Entries taken from a collection
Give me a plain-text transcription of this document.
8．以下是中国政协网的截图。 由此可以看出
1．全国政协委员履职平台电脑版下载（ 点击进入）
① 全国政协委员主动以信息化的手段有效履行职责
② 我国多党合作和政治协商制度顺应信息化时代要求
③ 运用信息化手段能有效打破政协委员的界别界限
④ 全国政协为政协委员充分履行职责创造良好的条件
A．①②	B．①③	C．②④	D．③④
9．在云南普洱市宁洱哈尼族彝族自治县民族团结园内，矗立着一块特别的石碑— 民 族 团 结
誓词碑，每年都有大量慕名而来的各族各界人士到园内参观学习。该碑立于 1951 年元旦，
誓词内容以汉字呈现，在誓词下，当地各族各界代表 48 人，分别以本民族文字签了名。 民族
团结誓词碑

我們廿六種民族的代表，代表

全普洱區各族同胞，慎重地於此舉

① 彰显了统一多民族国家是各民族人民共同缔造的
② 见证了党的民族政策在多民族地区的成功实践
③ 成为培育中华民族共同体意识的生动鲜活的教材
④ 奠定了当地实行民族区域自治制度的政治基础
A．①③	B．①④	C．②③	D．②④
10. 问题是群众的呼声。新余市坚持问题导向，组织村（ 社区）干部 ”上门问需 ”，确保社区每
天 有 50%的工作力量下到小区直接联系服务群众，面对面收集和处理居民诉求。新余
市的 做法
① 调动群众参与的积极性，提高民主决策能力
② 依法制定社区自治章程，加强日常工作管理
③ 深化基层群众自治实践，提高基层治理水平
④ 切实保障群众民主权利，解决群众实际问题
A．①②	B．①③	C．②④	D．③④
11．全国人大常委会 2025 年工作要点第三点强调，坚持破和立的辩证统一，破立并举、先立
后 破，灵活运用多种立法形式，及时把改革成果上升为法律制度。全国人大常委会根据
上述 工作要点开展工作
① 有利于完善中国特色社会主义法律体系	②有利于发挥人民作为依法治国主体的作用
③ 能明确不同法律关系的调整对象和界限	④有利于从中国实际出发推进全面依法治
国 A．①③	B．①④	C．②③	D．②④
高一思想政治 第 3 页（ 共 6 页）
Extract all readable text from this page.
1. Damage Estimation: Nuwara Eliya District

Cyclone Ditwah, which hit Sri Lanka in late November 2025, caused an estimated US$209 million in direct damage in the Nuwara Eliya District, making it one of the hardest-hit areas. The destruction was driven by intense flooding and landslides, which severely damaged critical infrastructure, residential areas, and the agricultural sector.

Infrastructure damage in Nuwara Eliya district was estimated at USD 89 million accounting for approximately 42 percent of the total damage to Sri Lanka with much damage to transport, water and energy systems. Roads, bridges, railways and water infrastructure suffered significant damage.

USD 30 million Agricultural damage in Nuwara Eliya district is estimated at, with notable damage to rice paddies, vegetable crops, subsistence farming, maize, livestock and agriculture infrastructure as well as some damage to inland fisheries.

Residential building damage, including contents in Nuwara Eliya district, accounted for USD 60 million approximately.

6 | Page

__Written task__:
Select all lines in the listing above where the word "approximately" appears, and show them.

__Answer to this problem__:
Infrastructure damage in Nuwara Eliya district was estimated at USD 89 million accounting for approximately 42 percent of the total damage to Sri Lanka with much damage to transport, water and energy systems. Roads, bridges, railways and water infrastructure suffered significant damage.
Residential building damage, including contents in Nuwara Eliya district, accounted for USD 60 million approximately.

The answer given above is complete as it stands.